Instructions for the task:
Go through the data below. List every line that holds the word "name".

Extracted material:

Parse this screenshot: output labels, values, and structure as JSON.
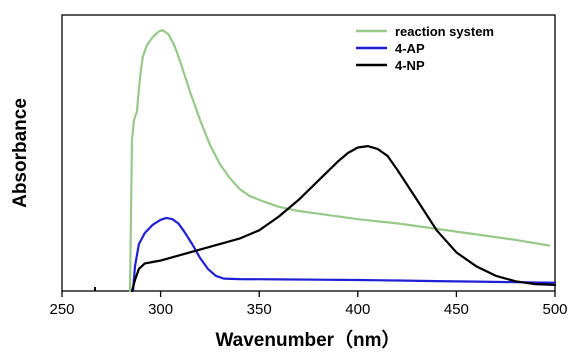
{
  "chart_data": {
    "type": "line",
    "title": "",
    "xlabel": "Wavenumber（nm）",
    "ylabel": "Absorbance",
    "xlim": [
      250,
      500
    ],
    "ylim": [
      0,
      1
    ],
    "x_ticks": [
      250,
      300,
      350,
      400,
      450,
      500
    ],
    "y_ticks_visible": false,
    "grid": false,
    "legend_position": "top-right",
    "series": [
      {
        "name": "reaction system",
        "color": "#98c98a",
        "points": [
          [
            284.5,
            0.0
          ],
          [
            285.5,
            0.55
          ],
          [
            286.5,
            0.62
          ],
          [
            288,
            0.65
          ],
          [
            289,
            0.73
          ],
          [
            290,
            0.8
          ],
          [
            291,
            0.85
          ],
          [
            293,
            0.89
          ],
          [
            296,
            0.92
          ],
          [
            299,
            0.94
          ],
          [
            301,
            0.945
          ],
          [
            304,
            0.93
          ],
          [
            307,
            0.89
          ],
          [
            310,
            0.83
          ],
          [
            315,
            0.72
          ],
          [
            320,
            0.62
          ],
          [
            325,
            0.53
          ],
          [
            330,
            0.46
          ],
          [
            335,
            0.41
          ],
          [
            340,
            0.37
          ],
          [
            345,
            0.345
          ],
          [
            350,
            0.33
          ],
          [
            360,
            0.305
          ],
          [
            370,
            0.29
          ],
          [
            380,
            0.28
          ],
          [
            400,
            0.26
          ],
          [
            420,
            0.245
          ],
          [
            440,
            0.225
          ],
          [
            460,
            0.205
          ],
          [
            480,
            0.185
          ],
          [
            497,
            0.165
          ]
        ]
      },
      {
        "name": "4-AP",
        "color": "#1f1fd6",
        "points": [
          [
            286,
            0.0
          ],
          [
            287,
            0.09
          ],
          [
            289,
            0.17
          ],
          [
            292,
            0.21
          ],
          [
            296,
            0.24
          ],
          [
            300,
            0.258
          ],
          [
            303,
            0.265
          ],
          [
            306,
            0.26
          ],
          [
            309,
            0.245
          ],
          [
            312,
            0.215
          ],
          [
            316,
            0.17
          ],
          [
            320,
            0.12
          ],
          [
            324,
            0.08
          ],
          [
            328,
            0.055
          ],
          [
            332,
            0.045
          ],
          [
            340,
            0.043
          ],
          [
            360,
            0.042
          ],
          [
            380,
            0.041
          ],
          [
            400,
            0.04
          ],
          [
            420,
            0.038
          ],
          [
            440,
            0.036
          ],
          [
            460,
            0.034
          ],
          [
            480,
            0.032
          ],
          [
            500,
            0.03
          ]
        ]
      },
      {
        "name": "4-NP",
        "color": "#000000",
        "points": [
          [
            285.5,
            0.0
          ],
          [
            287,
            0.04
          ],
          [
            289,
            0.08
          ],
          [
            292,
            0.1
          ],
          [
            296,
            0.105
          ],
          [
            300,
            0.11
          ],
          [
            310,
            0.13
          ],
          [
            320,
            0.15
          ],
          [
            330,
            0.17
          ],
          [
            340,
            0.19
          ],
          [
            350,
            0.22
          ],
          [
            360,
            0.27
          ],
          [
            370,
            0.33
          ],
          [
            380,
            0.4
          ],
          [
            390,
            0.47
          ],
          [
            395,
            0.5
          ],
          [
            400,
            0.52
          ],
          [
            405,
            0.525
          ],
          [
            410,
            0.515
          ],
          [
            415,
            0.49
          ],
          [
            420,
            0.44
          ],
          [
            430,
            0.33
          ],
          [
            440,
            0.22
          ],
          [
            450,
            0.14
          ],
          [
            460,
            0.09
          ],
          [
            470,
            0.055
          ],
          [
            480,
            0.035
          ],
          [
            490,
            0.025
          ],
          [
            500,
            0.022
          ]
        ]
      }
    ]
  }
}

The solution:
        "name": "reaction system",
        "name": "4-AP",
        "name": "4-NP",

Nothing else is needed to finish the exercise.